# PROBLEM
Scan the lines below; pull out those with "составляет".

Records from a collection
***
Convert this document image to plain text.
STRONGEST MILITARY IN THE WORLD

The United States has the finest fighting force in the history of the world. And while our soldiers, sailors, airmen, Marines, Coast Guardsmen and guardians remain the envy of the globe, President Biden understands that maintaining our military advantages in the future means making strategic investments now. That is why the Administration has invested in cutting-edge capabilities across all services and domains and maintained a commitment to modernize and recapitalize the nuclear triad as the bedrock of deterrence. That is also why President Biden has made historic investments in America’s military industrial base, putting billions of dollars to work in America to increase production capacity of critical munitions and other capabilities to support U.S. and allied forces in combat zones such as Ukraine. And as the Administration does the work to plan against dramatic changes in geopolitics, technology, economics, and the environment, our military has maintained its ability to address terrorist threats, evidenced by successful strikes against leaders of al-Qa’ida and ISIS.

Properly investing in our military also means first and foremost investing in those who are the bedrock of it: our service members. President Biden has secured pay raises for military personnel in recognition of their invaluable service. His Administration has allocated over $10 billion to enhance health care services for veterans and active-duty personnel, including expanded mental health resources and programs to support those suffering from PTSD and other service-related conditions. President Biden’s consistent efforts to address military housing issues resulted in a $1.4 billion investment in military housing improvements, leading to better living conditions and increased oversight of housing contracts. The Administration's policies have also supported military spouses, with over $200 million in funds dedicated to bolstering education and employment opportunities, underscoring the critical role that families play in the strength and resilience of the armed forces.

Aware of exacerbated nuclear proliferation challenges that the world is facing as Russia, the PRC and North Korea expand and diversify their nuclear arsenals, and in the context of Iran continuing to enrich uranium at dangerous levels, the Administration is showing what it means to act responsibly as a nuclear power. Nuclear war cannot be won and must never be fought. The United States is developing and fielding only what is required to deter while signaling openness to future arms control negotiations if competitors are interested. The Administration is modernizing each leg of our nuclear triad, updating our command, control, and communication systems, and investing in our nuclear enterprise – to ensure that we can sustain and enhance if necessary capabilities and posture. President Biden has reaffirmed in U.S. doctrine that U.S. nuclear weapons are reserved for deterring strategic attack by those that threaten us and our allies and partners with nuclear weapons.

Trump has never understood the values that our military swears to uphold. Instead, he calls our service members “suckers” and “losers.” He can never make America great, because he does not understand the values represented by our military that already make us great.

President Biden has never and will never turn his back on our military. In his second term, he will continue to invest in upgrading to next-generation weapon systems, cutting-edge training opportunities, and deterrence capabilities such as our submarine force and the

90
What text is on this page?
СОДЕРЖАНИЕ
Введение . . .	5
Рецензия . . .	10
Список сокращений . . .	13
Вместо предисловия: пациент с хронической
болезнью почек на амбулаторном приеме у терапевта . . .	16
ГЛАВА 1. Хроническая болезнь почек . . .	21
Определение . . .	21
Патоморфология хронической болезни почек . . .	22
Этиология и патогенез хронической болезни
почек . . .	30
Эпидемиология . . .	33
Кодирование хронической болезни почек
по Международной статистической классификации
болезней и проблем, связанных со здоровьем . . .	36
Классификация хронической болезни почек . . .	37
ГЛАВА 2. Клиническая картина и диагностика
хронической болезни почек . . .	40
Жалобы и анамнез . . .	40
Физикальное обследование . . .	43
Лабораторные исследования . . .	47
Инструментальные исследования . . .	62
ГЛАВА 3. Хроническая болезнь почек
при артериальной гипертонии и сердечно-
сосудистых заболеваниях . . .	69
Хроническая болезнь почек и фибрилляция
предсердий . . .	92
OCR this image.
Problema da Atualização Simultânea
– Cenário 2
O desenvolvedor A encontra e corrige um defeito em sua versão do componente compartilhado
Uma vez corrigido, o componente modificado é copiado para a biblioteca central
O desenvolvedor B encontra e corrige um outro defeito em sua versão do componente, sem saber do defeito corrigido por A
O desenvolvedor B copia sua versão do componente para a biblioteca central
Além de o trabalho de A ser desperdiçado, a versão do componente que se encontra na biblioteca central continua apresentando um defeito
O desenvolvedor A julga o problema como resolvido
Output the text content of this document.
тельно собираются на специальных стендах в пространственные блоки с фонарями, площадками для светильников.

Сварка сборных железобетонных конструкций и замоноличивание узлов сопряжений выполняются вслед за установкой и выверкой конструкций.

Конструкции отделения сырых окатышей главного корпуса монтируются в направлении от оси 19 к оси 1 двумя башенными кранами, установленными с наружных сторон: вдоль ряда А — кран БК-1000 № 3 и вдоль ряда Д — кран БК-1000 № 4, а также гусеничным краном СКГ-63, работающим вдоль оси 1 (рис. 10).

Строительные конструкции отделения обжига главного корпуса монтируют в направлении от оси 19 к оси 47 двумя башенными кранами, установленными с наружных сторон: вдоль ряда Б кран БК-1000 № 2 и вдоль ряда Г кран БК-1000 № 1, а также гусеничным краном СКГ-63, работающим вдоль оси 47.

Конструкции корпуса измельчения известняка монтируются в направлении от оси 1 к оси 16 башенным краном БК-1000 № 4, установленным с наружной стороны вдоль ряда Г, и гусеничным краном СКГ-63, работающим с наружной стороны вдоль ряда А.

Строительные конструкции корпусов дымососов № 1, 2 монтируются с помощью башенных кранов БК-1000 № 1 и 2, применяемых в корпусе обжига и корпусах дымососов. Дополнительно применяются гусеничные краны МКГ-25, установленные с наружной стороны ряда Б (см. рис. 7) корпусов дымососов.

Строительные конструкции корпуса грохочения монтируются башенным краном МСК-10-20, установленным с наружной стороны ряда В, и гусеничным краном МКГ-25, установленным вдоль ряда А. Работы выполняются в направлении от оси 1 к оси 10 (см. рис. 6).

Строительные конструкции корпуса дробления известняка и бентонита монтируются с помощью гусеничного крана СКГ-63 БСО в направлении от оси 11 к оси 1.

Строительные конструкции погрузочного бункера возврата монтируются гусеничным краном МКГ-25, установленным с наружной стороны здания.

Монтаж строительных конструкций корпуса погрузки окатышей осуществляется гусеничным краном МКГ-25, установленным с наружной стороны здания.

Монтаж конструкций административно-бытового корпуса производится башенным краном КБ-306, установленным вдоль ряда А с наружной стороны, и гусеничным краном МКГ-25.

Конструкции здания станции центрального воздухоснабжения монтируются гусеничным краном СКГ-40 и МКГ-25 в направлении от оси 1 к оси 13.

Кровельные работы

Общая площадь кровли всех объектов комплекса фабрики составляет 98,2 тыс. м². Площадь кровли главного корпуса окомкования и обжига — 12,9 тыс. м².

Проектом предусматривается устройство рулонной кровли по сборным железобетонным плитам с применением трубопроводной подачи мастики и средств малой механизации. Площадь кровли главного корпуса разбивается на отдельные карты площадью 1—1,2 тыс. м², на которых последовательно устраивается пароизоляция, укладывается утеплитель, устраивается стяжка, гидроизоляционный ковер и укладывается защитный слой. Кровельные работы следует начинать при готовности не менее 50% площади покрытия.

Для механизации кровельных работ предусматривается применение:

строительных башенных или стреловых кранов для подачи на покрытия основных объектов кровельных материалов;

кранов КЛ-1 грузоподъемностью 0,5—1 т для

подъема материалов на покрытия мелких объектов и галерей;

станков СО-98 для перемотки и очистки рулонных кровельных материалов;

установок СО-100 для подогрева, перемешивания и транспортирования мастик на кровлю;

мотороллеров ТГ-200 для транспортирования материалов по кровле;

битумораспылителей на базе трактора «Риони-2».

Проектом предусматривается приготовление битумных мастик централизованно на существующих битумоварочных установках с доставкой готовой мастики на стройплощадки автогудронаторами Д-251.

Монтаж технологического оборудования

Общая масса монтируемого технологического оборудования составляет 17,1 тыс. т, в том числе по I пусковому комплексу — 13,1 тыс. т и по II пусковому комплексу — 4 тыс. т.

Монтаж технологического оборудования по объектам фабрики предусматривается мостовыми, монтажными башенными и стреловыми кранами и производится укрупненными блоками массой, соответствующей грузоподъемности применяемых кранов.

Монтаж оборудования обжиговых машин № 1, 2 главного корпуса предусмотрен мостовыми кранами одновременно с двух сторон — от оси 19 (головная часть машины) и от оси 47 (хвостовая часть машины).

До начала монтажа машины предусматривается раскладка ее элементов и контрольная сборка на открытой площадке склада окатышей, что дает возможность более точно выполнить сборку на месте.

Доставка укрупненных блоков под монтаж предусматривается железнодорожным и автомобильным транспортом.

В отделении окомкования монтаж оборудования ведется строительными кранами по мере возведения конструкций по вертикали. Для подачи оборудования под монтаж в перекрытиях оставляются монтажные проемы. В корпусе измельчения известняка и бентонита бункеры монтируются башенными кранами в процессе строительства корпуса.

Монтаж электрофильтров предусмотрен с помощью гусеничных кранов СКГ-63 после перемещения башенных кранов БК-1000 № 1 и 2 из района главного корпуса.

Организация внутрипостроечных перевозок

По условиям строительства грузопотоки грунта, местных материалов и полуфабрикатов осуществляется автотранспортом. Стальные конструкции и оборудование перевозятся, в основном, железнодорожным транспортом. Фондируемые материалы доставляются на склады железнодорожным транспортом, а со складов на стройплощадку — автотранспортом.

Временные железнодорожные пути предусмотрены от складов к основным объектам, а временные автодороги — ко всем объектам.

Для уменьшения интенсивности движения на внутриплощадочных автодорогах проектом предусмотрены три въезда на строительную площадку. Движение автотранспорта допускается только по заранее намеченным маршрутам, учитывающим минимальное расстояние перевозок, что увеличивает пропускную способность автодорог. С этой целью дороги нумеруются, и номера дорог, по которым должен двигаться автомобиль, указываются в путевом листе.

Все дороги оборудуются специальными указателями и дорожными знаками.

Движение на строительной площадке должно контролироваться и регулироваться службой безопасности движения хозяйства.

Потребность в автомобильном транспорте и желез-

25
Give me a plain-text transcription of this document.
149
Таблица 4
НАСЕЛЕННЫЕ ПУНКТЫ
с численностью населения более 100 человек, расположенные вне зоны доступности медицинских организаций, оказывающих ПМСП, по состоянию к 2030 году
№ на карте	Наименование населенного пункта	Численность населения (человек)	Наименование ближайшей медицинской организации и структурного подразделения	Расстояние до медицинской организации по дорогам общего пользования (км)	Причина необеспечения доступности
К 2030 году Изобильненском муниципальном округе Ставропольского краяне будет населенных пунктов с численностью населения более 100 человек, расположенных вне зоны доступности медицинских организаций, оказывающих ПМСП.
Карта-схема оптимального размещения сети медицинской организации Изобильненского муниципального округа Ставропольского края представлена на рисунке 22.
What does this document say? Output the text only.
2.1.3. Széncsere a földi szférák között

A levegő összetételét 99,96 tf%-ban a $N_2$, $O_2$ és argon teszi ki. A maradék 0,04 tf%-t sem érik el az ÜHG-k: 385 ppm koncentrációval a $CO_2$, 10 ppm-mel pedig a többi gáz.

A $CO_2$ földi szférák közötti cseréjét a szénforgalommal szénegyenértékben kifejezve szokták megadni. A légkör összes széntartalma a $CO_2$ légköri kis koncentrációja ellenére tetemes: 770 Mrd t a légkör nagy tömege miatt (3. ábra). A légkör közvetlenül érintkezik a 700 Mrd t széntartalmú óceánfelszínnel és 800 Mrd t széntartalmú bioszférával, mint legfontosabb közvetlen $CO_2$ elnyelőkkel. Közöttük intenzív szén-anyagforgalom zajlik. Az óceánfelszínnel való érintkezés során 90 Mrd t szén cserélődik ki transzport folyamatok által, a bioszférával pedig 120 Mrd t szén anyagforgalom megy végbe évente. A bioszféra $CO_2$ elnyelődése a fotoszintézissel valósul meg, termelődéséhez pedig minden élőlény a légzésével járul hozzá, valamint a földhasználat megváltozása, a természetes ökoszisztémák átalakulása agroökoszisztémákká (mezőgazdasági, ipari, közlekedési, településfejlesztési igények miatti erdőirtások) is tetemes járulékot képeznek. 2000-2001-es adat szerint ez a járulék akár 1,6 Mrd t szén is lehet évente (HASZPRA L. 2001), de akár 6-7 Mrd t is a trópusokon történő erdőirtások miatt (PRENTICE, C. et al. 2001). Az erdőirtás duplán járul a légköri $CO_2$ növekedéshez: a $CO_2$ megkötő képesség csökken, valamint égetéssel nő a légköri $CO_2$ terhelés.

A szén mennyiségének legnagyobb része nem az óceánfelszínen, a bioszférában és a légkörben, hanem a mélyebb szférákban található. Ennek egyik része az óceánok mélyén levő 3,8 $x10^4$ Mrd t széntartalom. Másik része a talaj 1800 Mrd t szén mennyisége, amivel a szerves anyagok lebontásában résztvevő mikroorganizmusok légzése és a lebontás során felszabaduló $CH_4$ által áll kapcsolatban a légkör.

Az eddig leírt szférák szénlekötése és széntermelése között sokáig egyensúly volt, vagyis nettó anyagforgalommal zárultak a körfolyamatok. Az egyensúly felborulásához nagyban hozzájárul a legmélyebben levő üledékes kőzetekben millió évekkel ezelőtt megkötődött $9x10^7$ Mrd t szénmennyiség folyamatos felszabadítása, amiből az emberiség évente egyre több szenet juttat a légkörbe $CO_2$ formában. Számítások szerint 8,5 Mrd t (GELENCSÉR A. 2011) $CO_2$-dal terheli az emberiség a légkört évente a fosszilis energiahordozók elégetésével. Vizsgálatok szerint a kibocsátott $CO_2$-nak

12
***
# ANSWER TO THIS TASK
Общая площадь кровли всех объектов комплекса фабрики составляет 98,2 тыс. м². Площадь кровли главного корпуса окомкования и обжига — 12,9 тыс. м².
Общая масса монтируемого технологического оборудования составляет 17,1 тыс. т, в том числе по I пусковому комплексу — 13,1 тыс. т и по II пусковому комплексу — 4 тыс. т.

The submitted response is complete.